SUPPLIED TEXT:
**********
There now follows a moment of unbearably smugness as Martha starts monologuing about what she's really been doing over the last 12 months. It's a shameless piece of exposition and the most ridiculous story concept RTD ever dreamed up. It turns out that on her gap year from hell around the doomed Earth, Martha had been telling everyone and anyone she could find all about the Doctor. She'd told the surviving humans to concentrate their thoughts on the Doctor upon the completion of the launch countdown. In one of many moments of poor scripting, we get to hear the words said at the end of The Sound of Drums where the Doctor says to Martha "use the countdown", but there is no way that the Doctor could have known about the countdown a year before it happened, and just the three words "use the countdown" could not have triggered Martha's entire plan. But don't let a coherent plot get in your way RTD.

Meanwhile, the Doctor has spent the past year psychically integrating himself into the Master's Archangel network which channels the collective psychic energy of the people to the Doctor. And why would the Doctor need to do this? Because the Master used his Laser Screwdriver to suspend the Doctor's capacity to regenerate. Because it can do that, alright? (Tell me RTD, can it also instantly cure cancer too? Or only if it's convenient to your plot?). And then, and I don't really know why, the Master turns the Doctor into something resembling Dobby from Harry Potter, and keeps him in a bird cage.
**********
QUESTIONS:
**1.** Answer these questions from the review.
(a) Whom had Martha been telling everyone about during her year around the Earth?
(b) What did the Master use to suspend the Doctor's capacity to regenerate?
(c) Where does the Master keep the Doctor?
**2.** Translate this sentence from the review into Spanish: "She'd told the surviving humans to concentrate their thoughts on the Doctor upon the completion of the launch countdown."
Answer using only the review above.

DATASET:
**********
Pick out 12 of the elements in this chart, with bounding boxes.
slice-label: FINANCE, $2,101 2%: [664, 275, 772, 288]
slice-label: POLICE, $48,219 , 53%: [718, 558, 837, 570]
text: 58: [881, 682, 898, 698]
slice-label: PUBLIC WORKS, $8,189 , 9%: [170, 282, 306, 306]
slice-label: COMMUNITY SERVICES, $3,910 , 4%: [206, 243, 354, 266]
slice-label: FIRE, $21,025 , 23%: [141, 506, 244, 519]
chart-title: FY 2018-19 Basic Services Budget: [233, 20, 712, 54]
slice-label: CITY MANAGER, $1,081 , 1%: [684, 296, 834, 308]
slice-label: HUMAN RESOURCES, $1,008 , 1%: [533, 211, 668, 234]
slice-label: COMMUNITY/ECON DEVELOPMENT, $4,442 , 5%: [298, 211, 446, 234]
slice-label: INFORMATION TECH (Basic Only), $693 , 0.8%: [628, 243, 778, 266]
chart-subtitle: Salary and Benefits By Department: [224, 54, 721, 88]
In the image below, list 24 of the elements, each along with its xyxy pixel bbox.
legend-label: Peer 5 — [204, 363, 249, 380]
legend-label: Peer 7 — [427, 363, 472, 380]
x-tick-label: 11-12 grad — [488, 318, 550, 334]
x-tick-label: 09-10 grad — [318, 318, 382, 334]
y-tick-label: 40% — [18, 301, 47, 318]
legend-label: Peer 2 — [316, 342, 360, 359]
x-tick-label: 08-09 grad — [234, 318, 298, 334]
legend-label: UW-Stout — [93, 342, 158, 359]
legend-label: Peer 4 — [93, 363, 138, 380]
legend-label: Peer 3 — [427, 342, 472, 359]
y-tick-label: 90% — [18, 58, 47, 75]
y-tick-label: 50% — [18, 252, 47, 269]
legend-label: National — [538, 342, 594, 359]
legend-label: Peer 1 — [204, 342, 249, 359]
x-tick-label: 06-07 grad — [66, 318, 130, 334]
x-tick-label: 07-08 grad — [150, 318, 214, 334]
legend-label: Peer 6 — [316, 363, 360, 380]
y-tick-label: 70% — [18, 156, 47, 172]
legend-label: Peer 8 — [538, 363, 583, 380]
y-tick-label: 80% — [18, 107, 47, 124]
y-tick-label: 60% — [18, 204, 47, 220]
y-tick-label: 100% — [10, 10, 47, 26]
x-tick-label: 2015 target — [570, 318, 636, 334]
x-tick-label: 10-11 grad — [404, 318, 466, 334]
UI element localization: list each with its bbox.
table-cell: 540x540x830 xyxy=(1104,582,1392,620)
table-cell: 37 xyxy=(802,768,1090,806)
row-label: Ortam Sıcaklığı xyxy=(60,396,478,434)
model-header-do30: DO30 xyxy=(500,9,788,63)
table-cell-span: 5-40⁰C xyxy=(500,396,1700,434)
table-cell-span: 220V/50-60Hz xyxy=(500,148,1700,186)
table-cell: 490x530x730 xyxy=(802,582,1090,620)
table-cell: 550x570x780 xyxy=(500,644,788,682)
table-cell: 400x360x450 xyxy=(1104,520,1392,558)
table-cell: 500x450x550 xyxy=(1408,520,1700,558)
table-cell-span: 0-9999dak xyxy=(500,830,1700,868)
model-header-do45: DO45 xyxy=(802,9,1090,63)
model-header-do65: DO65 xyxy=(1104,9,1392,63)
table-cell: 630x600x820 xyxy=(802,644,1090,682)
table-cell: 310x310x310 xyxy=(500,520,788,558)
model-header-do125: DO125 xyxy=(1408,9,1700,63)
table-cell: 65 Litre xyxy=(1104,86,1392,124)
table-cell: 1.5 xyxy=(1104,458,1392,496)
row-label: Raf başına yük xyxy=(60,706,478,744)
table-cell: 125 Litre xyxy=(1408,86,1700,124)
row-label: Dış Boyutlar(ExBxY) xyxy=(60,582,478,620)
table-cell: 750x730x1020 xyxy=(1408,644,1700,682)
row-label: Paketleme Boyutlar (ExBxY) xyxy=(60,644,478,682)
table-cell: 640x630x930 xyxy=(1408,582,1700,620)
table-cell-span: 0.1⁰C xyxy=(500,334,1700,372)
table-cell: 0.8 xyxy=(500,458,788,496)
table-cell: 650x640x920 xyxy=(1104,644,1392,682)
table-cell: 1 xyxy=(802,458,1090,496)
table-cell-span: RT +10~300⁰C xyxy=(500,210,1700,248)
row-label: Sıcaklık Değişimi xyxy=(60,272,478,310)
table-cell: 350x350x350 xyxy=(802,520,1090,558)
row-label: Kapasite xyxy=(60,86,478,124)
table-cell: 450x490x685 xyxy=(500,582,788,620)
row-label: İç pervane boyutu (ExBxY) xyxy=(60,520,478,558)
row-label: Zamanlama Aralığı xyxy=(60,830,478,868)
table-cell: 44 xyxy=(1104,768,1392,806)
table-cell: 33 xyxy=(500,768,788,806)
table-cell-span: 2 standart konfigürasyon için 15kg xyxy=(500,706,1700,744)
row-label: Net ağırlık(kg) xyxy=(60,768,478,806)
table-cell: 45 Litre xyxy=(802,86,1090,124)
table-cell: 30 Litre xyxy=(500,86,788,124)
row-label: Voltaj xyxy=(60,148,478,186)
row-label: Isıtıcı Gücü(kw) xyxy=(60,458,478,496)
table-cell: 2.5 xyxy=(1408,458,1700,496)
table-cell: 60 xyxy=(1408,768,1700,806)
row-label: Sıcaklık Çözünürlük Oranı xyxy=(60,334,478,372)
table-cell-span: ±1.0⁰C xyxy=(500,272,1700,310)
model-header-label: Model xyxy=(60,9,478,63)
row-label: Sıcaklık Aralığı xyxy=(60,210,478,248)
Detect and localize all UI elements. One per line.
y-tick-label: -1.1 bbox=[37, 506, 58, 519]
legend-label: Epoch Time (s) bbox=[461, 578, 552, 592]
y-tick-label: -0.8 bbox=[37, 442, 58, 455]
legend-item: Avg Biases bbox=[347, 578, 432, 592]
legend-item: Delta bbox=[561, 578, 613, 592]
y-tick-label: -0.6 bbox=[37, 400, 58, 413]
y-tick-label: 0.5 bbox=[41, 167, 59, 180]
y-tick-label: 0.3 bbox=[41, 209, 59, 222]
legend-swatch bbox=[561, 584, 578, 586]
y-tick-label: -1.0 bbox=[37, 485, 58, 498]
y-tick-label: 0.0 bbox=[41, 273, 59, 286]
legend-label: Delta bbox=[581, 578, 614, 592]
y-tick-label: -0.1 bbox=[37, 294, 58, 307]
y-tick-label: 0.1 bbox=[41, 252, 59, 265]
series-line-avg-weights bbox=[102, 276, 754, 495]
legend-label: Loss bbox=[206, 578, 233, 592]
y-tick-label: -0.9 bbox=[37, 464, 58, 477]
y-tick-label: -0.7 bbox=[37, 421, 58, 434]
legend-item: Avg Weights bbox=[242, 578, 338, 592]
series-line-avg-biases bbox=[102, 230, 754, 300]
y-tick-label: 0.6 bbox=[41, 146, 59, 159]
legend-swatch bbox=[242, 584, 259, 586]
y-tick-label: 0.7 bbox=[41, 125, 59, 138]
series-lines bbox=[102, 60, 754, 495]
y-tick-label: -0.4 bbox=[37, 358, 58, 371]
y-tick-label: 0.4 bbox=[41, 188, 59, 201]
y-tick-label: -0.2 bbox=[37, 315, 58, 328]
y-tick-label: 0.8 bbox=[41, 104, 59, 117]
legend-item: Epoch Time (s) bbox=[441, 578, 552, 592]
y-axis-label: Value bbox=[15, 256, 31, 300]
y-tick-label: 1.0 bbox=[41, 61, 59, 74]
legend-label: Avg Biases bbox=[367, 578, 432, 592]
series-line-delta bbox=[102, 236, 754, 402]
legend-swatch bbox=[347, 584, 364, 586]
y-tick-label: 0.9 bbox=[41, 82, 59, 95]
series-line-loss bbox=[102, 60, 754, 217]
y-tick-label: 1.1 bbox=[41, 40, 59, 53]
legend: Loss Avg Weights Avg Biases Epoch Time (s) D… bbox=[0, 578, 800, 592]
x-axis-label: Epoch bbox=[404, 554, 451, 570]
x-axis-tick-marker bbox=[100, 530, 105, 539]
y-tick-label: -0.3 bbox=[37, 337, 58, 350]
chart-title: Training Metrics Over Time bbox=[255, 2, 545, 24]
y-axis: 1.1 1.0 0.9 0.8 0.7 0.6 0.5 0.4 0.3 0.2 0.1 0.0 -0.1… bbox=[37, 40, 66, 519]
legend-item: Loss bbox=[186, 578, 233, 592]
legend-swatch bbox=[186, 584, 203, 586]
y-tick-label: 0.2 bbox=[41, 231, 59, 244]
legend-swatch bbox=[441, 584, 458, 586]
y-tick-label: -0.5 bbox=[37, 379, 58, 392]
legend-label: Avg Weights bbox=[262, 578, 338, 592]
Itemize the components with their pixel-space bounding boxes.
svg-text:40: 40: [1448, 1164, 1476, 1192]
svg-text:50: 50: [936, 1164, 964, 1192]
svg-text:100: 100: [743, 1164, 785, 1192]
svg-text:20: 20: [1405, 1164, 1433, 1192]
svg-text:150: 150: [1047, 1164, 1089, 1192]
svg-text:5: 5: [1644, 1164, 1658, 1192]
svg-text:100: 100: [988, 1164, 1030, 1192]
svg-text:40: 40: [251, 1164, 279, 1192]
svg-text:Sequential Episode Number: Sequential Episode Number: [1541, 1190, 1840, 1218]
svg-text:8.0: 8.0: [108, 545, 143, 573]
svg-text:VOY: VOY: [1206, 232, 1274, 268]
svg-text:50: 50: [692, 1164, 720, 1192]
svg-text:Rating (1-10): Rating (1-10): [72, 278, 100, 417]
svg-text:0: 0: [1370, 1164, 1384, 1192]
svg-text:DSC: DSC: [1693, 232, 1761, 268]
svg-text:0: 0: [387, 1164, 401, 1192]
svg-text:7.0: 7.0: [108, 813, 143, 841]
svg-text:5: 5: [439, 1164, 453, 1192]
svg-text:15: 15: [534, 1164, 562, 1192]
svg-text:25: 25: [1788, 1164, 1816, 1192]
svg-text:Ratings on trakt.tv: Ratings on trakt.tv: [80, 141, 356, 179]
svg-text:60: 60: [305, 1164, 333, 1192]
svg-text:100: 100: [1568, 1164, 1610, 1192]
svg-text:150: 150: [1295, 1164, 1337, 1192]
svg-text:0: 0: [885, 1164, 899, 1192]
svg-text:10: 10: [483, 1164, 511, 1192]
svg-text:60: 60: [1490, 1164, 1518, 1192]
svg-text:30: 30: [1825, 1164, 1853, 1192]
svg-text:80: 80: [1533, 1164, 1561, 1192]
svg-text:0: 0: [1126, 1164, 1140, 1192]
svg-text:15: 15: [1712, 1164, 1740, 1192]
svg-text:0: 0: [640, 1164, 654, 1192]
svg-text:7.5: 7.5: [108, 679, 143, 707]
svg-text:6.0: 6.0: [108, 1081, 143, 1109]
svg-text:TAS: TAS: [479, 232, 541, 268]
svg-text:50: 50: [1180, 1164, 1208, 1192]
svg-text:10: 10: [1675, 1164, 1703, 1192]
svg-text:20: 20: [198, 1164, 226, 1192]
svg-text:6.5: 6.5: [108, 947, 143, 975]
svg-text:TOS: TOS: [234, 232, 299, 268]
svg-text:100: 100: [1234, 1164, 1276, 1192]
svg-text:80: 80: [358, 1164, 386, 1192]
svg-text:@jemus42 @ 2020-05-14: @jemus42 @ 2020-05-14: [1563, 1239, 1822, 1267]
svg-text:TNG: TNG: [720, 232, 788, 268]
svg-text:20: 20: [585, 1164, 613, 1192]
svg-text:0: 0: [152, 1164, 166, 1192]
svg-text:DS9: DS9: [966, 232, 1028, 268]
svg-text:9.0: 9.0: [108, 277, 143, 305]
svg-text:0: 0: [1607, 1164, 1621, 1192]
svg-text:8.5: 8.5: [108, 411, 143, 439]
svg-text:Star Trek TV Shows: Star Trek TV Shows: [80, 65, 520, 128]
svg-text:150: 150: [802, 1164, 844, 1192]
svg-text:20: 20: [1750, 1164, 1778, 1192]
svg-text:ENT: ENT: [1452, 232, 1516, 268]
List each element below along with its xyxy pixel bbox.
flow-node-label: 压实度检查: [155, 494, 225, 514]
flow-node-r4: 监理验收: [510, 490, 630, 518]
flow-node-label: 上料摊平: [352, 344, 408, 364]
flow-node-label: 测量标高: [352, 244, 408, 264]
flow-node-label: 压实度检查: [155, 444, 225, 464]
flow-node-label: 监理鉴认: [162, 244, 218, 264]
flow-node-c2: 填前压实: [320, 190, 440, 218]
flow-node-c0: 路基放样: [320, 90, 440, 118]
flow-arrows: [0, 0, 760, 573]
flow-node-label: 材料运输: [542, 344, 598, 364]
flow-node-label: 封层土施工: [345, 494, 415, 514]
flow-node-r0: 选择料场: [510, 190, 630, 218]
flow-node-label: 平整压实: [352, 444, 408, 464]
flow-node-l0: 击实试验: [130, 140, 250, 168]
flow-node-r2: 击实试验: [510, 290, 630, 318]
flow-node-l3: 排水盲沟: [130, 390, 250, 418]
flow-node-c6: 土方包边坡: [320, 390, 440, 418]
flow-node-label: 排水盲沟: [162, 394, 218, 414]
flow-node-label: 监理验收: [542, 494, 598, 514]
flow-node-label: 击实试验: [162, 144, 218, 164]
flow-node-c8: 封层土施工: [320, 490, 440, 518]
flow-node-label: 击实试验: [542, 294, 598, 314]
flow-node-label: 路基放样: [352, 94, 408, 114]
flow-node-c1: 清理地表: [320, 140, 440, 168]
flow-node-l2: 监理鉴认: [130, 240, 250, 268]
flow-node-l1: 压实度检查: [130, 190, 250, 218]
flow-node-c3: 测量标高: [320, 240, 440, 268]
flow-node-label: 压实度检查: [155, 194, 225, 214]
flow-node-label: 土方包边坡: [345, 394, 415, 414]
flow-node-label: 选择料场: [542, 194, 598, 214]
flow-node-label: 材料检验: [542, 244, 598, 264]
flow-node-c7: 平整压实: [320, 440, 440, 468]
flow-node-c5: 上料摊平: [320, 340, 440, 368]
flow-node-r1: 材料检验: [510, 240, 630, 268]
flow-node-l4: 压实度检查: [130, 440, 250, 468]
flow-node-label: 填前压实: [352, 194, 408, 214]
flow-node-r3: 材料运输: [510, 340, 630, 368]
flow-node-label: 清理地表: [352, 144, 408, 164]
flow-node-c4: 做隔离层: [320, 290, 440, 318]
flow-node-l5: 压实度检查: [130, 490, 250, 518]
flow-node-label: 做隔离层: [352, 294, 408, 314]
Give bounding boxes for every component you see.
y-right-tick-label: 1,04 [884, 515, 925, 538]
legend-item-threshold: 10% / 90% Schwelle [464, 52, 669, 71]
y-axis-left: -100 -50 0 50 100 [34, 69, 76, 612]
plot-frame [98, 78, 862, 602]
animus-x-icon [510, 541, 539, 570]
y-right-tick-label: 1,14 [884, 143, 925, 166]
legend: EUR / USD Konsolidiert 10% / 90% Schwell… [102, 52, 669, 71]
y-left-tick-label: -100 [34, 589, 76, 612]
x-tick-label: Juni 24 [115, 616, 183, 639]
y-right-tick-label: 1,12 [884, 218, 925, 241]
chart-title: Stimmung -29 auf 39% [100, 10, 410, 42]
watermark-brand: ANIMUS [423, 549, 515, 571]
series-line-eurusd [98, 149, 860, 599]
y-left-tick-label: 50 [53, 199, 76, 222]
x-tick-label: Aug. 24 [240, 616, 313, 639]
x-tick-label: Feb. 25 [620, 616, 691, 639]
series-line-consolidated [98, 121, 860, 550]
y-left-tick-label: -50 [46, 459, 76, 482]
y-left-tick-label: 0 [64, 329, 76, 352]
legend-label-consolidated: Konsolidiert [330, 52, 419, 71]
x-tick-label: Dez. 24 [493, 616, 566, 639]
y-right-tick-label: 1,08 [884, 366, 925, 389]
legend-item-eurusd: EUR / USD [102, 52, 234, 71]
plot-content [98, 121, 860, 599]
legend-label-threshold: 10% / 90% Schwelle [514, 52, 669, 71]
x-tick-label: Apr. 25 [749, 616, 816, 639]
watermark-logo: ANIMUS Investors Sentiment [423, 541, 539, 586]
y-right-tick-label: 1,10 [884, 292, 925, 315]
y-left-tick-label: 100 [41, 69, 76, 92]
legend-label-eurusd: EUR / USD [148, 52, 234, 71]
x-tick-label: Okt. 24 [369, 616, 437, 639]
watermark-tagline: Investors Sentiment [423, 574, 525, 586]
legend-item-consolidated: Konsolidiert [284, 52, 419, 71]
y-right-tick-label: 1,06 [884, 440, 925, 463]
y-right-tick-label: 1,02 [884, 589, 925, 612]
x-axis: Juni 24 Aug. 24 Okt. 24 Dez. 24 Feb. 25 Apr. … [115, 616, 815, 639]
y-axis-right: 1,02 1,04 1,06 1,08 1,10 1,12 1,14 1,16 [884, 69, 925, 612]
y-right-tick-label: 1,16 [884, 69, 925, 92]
**********
SOLUTIONS TO THE TASKS:
**1.**
(a) The Doctor
(b) His Laser Screwdriver
(c) In a bird cage

**2.** Les había dicho a los humanos supervivientes que concentraran sus pensamientos en el Doctor al completarse la cuenta regresiva del lanzamiento.